» Conjunto de tarefas
1 – No texto sobre a PEC e as centrais sindicais, qual central se opõe à adoção irrestrita da Convenção 87 da OIT?
2 – Transcreva, do texto sobre a PEC e as centrais sindicais, tudo desde "IV - DOS REFLEXOS" até "mentes mais lúcidas.".

» Texto fornecido
+ + + + +

No que pertine à determinação de que as Centrais Sindicais elegerão o sindicato representativo para fins de negociação coletiva, algumas questões merecem consideração: Inicialmente, a PEC acaba por reconhecer, juridicamente, as Centrais Sindicais, entes que atualmente possuem reconhecimento apenas político. Infere-se que, dado o antagonismo que caracteriza as diversas centrais hoje existentes no Brasil, buscou-se uma saída incessantemente negociada com as respectivas lideranças a fim de que pudesse o texto da PEC atender aos interesses de tais atores sociais. Assim, uma vez que a própria CUT é contra a adoção irrestrita da Convenção 87, da OIT, "costurou-se" um acordo político que, salvo melhor juízo, pode piorar ainda mais o já combalido sistema sindical brasileiro.


IV - DOS REFLEXOS E CONSEQUÊNCIAS IMPLÍCITAS CONTIDOS NA PEC

O reconhecimento jurídico das centrais sindicais possui uma característica estratégica, sobretudo para o Governo Lula, que no afã de demonstrar seu engajamento por reformas estruturais – sobre as quais o discurso governista praticamente joga nas costas toda a responsabilidade pelo desenvolvimento do País – poderá precarizar ainda mais as relações trabalhistas. Se num primeiro momento foi possível comemorar o arquivamento determinado pelo governo do Projeto de Lei que alteraria o artigo 618, da CLT, e praticamente acabaria com o caráter público da legislação trabalhista, há motivos de sobra para que a preocupação novamente tome conta das mentes mais lúcidas.

+ + + + +

» Informações registradas

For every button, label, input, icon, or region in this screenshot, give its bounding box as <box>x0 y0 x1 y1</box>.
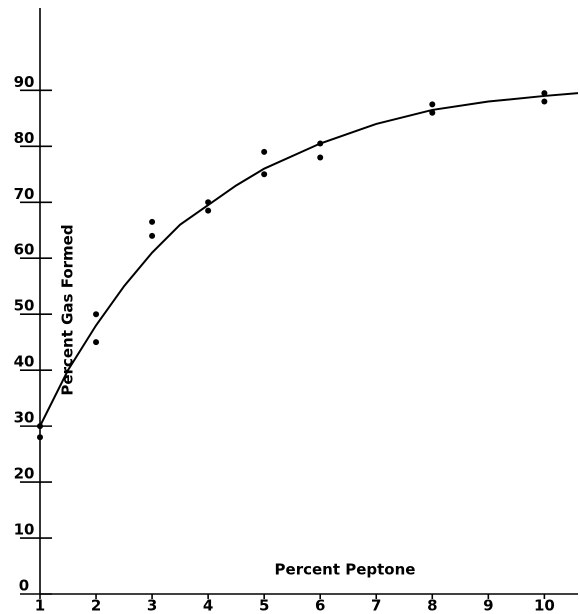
x-tick-label: 4 <box>203 597 213 614</box>
x-tick-label: 3 <box>147 597 157 614</box>
x-tick-label: 8 <box>427 597 437 614</box>
data-point <box>93 311 100 318</box>
y-tick-label: 40 <box>14 353 35 371</box>
y-tick-label: 50 <box>14 297 35 315</box>
x-tick-label: 1 <box>35 597 45 614</box>
y-tick-label: 0 <box>19 577 29 595</box>
y-tick-label: 80 <box>14 129 35 147</box>
x-tick-label: 2 <box>91 597 101 614</box>
x-tick-label: 9 <box>483 597 493 614</box>
data-point <box>541 98 548 105</box>
y-tick-label: 70 <box>14 185 35 203</box>
x-tick-label: 7 <box>371 597 381 614</box>
y-tick-label: 20 <box>14 465 35 483</box>
data-point <box>205 207 212 214</box>
data-point <box>37 423 43 430</box>
x-tick-label: 10 <box>534 597 555 614</box>
data-point <box>317 140 324 147</box>
data-point <box>149 218 156 225</box>
x-axis-label: Percent Peptone <box>275 561 416 579</box>
data-point <box>261 171 268 178</box>
data-point <box>317 154 324 161</box>
data-point <box>205 199 212 206</box>
data-point <box>429 109 436 116</box>
y-tick-label: 30 <box>14 409 35 427</box>
x-tick-label: 6 <box>315 597 325 614</box>
y-tick-label: 90 <box>14 73 35 91</box>
y-tick-label: 10 <box>14 521 35 539</box>
data-point <box>541 90 548 97</box>
y-tick-label: 60 <box>14 241 35 259</box>
x-tick-label: 5 <box>259 597 269 614</box>
data-point <box>37 434 43 441</box>
fitted-curve <box>39 92 579 427</box>
data-point <box>429 101 436 108</box>
data-point <box>261 148 268 155</box>
data-point <box>149 232 156 239</box>
y-axis-label: Percent Gas Formed <box>59 224 77 395</box>
data-point <box>93 339 100 346</box>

+ + + + +

» Respostas completas
1 – A CUT.

2 –
IV - DOS REFLEXOS E CONSEQUÊNCIAS IMPLÍCITAS CONTIDOS NA PEC

O reconhecimento jurídico das centrais sindicais possui uma característica estratégica, sobretudo para o Governo Lula, que no afã de demonstrar seu engajamento por reformas estruturais – sobre as quais o discurso governista praticamente joga nas costas toda a responsabilidade pelo desenvolvimento do País – poderá precarizar ainda mais as relações trabalhistas. Se num primeiro momento foi possível comemorar o arquivamento determinado pelo governo do Projeto de Lei que alteraria o artigo 618, da CLT, e praticamente acabaria com o caráter público da legislação trabalhista, há motivos de sobra para que a preocupação novamente tome conta das mentes mais lúcidas.